:: TRECHO FORNECIDO ::
É chamado jus soli automático, ou “direito do solo” sem restrições, adotado por países como México, Canadá e o Brasil (com algumas exceções).

Em outros países, como Reino Unido, Espanha ou Japão, o critério é o jus sanguinis — ou seja, a cidadania só é automaticamente garantida por descendência, caso algum dos pais já seja cidadão daquele país.

A ordem de Trump argumenta que a Constituição tem sido interpretada de forma errada, sustentando que ela se refere apenas a filhos de cidadãos ou residentes permanentes legais.

Especialistas em direito constitucional têm dito que Trump não poderia acabar com a cidadania por direito de nascença com uma ordem executiva.

“Ele está fazendo algo que vai incomodar muitas pessoas, mas, no final das contas, isso será decidido pelos tribunais”, disse à BBC Saikrishna Prakash, especialista constitucional e professor da Faculdade de Direito da Universidade da Virgínia. “Isso não é algo que ele pode decidir sozinho.”

“Não dá para falar que vai ser realmente feito dessa forma, porque vai tem que passar por vários trâmites legais”, concorda o brasileiro Albert Resende.

A entidade ativista American Civil Liberties Union e outros grupos processaram imediatamente o governo Trump por causa da ordem executiva.

Uma coalizão de 18 Estados liderados por democratas, junto ao Distrito de Columbia (Washington) e a cidade de São Francisco, também já está processando a administração Trump por sua tentativa de acabar com a cidadania por direito de nascimento. Em uma ação separada, mais quatro Estados já tentam bloquear a medida

O procurador-geral de Nova Jersey, Matthew J. Platkin, que liderou um dos esforços jurídicos junto aos procuradores-gerais da Califórnia e de Massachusetts, declarou que a tentativa de Trump de limitar a cidadania por nascimento foi “extraordinária e extrema”.
:::
:: EXTRATO DE DADOS ::
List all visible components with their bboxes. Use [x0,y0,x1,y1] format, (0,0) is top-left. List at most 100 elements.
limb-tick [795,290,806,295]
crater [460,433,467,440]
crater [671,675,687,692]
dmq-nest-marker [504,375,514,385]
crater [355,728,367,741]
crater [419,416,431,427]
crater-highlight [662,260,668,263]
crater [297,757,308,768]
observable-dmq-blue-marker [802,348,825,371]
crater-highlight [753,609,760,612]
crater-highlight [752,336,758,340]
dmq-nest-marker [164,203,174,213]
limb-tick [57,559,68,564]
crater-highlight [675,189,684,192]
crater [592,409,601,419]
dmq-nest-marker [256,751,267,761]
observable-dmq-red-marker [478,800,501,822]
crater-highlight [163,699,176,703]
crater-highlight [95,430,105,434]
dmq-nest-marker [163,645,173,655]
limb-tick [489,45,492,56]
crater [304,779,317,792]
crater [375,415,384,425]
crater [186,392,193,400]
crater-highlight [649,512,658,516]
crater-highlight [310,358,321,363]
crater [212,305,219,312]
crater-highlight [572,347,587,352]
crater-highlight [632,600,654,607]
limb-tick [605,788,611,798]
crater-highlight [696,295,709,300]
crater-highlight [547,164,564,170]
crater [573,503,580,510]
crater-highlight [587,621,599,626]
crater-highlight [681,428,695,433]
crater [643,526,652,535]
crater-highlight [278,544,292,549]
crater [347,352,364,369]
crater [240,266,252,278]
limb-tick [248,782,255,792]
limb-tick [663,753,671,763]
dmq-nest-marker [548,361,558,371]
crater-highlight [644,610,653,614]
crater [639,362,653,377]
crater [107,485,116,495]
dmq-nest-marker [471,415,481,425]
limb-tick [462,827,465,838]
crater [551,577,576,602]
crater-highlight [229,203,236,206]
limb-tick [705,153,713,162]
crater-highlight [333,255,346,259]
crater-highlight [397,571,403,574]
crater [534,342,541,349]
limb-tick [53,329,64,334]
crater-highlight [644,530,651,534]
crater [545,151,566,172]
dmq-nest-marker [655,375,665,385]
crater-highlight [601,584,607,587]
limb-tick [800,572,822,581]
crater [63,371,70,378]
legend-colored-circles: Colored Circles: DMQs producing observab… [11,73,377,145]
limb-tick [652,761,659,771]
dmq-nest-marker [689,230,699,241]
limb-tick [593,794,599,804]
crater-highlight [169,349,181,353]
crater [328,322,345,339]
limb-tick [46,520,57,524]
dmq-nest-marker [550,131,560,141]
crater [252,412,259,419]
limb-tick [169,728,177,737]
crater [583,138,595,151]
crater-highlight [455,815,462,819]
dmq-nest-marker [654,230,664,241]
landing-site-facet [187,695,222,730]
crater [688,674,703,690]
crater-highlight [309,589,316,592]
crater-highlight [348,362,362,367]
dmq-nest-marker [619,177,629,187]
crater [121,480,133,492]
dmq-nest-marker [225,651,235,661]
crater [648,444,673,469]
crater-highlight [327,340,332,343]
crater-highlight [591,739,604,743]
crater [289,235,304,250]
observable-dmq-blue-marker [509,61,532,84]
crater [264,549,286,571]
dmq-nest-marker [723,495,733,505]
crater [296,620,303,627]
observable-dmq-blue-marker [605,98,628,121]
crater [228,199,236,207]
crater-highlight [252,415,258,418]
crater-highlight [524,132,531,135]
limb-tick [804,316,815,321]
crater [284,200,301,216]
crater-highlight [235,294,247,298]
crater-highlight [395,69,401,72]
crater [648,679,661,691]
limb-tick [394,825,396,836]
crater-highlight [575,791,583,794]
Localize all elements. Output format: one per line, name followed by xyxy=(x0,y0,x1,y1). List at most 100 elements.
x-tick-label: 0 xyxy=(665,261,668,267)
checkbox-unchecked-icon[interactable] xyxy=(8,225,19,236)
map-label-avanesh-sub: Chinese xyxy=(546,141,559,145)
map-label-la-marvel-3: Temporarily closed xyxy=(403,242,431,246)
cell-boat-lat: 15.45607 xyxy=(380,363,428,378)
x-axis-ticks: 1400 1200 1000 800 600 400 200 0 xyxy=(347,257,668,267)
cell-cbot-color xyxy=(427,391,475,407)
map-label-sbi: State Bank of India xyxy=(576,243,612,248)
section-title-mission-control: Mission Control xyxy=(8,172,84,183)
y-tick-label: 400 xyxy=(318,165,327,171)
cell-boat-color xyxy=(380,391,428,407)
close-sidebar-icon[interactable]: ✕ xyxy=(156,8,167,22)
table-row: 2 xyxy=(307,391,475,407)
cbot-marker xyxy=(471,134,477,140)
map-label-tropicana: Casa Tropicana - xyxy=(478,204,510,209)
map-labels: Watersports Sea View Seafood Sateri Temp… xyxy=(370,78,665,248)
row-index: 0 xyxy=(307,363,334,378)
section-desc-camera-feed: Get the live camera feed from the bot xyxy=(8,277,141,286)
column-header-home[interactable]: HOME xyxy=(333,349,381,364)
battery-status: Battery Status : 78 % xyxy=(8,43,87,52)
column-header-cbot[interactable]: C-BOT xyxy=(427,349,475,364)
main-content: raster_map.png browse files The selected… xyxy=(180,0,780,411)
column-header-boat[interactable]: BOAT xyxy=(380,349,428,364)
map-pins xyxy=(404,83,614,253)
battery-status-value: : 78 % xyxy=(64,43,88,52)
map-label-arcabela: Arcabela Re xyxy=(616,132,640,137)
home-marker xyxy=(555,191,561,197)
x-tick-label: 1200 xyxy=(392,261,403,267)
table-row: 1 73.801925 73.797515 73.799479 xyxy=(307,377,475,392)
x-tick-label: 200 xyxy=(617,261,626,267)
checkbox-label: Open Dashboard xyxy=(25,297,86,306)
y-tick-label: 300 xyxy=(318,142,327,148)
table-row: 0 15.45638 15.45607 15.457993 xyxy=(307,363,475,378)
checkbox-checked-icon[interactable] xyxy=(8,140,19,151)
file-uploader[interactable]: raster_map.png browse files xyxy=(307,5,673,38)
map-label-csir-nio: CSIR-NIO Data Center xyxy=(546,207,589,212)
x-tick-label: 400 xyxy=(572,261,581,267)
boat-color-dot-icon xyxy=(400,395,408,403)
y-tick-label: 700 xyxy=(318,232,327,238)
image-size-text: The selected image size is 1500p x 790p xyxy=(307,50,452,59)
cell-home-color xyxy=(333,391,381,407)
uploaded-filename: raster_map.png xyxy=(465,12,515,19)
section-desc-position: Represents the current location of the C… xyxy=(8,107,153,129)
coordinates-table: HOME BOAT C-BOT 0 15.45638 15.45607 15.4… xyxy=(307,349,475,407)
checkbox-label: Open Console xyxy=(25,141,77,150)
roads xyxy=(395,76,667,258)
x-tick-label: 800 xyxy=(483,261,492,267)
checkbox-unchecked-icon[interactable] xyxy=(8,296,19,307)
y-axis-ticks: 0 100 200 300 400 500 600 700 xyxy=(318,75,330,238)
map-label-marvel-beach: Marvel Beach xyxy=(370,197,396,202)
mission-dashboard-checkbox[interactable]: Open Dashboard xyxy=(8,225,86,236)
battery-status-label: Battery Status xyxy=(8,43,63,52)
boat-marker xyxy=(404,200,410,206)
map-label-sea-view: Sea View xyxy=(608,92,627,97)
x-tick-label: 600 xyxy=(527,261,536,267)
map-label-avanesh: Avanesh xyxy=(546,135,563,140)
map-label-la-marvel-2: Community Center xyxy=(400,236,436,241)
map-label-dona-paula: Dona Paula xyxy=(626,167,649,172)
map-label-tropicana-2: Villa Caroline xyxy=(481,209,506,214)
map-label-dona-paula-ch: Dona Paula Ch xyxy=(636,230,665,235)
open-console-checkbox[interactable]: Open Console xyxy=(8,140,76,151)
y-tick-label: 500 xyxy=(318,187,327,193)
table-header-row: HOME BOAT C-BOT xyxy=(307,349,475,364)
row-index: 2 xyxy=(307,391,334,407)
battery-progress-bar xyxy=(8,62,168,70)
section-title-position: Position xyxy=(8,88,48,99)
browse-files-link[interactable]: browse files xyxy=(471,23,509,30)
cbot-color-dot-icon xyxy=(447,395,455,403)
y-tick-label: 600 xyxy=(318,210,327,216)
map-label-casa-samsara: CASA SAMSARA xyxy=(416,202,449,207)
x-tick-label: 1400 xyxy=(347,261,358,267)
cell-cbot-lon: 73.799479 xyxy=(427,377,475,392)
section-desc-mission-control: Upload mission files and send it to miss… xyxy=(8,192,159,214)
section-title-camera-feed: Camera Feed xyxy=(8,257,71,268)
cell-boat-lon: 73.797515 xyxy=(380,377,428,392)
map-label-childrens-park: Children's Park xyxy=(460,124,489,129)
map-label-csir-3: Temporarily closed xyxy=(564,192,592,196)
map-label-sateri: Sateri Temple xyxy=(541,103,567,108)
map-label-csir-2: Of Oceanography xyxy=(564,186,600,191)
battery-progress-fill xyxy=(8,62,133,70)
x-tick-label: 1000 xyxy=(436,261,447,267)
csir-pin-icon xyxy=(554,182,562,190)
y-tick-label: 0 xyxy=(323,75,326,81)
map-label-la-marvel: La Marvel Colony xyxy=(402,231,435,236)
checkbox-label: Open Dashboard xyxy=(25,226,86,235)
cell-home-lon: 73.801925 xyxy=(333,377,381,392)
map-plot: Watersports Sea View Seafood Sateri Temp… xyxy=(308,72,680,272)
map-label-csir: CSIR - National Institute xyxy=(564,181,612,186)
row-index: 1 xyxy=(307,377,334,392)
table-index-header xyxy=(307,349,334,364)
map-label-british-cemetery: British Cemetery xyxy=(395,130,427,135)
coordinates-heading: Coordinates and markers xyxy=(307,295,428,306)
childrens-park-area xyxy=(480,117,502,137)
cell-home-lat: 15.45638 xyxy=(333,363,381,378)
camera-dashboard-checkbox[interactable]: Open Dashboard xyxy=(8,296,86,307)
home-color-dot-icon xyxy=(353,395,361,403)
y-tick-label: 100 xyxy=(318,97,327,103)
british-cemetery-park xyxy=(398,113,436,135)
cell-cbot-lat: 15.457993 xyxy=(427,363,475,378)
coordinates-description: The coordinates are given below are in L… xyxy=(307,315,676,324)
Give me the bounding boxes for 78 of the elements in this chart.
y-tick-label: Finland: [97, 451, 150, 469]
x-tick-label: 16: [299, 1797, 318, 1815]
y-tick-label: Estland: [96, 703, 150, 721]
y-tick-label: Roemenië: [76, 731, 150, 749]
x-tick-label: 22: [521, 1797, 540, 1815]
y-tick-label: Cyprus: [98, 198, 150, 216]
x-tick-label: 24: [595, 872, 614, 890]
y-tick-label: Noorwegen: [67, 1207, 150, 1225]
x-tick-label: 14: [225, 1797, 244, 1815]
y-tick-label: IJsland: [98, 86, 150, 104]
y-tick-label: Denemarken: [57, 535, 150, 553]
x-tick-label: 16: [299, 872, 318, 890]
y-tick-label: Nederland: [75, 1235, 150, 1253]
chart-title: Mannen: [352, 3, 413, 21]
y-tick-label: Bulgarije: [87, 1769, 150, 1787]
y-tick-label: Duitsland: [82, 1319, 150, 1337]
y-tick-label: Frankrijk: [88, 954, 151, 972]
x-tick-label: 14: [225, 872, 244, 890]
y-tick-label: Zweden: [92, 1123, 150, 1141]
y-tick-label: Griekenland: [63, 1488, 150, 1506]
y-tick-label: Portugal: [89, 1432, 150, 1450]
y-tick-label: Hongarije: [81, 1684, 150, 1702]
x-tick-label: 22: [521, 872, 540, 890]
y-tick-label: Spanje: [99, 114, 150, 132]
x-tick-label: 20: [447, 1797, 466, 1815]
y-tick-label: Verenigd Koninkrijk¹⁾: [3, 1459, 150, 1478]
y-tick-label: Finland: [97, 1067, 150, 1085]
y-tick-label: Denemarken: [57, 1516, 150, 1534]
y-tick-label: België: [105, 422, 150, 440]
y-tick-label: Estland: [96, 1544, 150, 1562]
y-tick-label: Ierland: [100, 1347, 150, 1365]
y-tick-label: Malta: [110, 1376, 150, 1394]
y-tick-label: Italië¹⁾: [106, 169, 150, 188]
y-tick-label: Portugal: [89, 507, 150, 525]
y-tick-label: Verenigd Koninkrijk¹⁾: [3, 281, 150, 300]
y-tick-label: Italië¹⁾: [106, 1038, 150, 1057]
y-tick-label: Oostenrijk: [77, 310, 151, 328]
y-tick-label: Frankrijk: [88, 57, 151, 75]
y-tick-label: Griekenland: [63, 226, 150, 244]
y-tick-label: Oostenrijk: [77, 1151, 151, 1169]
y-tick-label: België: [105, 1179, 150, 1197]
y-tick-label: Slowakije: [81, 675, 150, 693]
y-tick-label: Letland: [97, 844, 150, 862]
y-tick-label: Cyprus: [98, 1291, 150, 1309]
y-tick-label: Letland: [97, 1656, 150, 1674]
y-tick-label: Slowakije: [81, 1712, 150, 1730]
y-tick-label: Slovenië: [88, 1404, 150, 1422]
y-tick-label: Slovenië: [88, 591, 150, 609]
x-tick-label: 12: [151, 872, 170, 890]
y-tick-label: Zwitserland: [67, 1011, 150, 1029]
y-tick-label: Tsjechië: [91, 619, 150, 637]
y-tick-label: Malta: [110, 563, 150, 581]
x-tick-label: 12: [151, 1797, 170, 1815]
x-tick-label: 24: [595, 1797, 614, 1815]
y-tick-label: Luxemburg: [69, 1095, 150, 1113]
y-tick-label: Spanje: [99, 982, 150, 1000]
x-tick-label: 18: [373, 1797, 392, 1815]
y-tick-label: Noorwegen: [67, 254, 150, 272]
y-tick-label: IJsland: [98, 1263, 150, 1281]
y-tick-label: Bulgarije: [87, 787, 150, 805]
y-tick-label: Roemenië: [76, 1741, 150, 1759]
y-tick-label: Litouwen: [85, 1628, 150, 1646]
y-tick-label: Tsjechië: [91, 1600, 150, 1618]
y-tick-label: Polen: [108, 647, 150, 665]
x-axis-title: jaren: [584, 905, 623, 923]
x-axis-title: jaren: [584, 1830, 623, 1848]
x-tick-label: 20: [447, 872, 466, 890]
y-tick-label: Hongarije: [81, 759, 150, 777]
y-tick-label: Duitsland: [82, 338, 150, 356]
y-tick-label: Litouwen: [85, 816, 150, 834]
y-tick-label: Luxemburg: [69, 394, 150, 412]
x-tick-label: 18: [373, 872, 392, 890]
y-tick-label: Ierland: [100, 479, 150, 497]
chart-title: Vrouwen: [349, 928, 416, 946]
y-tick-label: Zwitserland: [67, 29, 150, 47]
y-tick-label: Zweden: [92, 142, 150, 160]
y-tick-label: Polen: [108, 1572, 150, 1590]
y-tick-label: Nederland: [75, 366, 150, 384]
:::
**TAREFA PROPOSTA**
Dê prosseguimento ao texto sobre a ordem de Trump contra a cidadania por direito de nascimento, a partir da última frase apresentada.

**RESPOSTA DO EXERCÍCIO**
“Presidentes são poderosos, mas ele não é um rei”, disse ele. “Ele não pode reescrever a Constituição com um simples golpe de caneta.”

Uma emenda constitucional poderia acabar com a cidadania por direito de nascença, mas isso exigiria uma votação de dois terços na Câmara dos Representantes e no Senado e a aprovação de três quartos dos Estados dos EUA. Atualmente, os republicanos têm uma maioria apertada nas duas casas legislativas.

Os veículos de imprensa nos EUA, como o jornal New York Times e a revista Times, tem reforçado que todo esse imbróglio poderia levar a uma longa batalha judicial que acabaria na Suprema Corte.

Em 2015, a BBC News Brasil contou em uma reportagem sobre as mães brasileiras dando à luz em Miami que o então pré-candidato republicano Donald Trump defendia acabar com a concessão automática de cidadania a filhos de estrangeiros.

Durante o primeiro mandato, Trump chegou a ventilar a possibilidade de uma ordem executiva em diversas declarações à imprensa — mas saiu da Casa Branca, em 2020, sem concretizá-la.

Agora, essa foi uma das primeiras medidas tomadas pelo novo governo, em meio a uma retórica de Trump que vem desde a campanha sobre coibir a imigração em direção aos EUA.

“Dessa vez, ele é presidente novamente e você sabe muito bem que ele fala uma coisa ou outra, mas, na verdade, vejo isso como coisa estratégica”, opina o médico e empresário Wladimir Lorentz, da Ser Mamãe em Miami.

Além da empresa de Lorentz, há outras que lucram com o “turismo de nascimento”. Algumas estão ligadas a lojas de produtos de bebês populares entre brasileiras na Flórida. Também há serviços de “assessoria”, em que é oferecida apenas orientação a interessadas.

No caso da Ser Mamãe em Miami, os pacotes variam de US$ 16,4 mil (R$ 98 mil) para partos normais, a US$ 23,3 mil (R$ 140 mil), para parto de gêmeos. O serviço inclui o atendimento médico, internação e anestesia.

Caso a ordem de Trump se concretize em fevereiro, Lorentz diz que, apesar de um dos principais braços de seu negócio ruir, ele seguirá a vida nos Estados Unidos, atendendo os milhares de brasileiros que moram na Flórida, com clínicas em Orlando e Boca Raton.

Além disso, diz, há clientes que o procuram por outro motivo — fugindo da época de alta de casos de dengue no Brasil para a dar à luz nos EUA, por exemplo.

Na estimativa mais recente do Ministério das Relações Exteriores, pouco mais de 2 milhões de brasileiros vivem nos EUA. Desses, cerca de 600 mil são estimados na Flórida, Estado governado pelo republicano Ron DeSantis.

Não há estimativas de quantos bebês filhos de brasileiros nascem por ano nos EUA.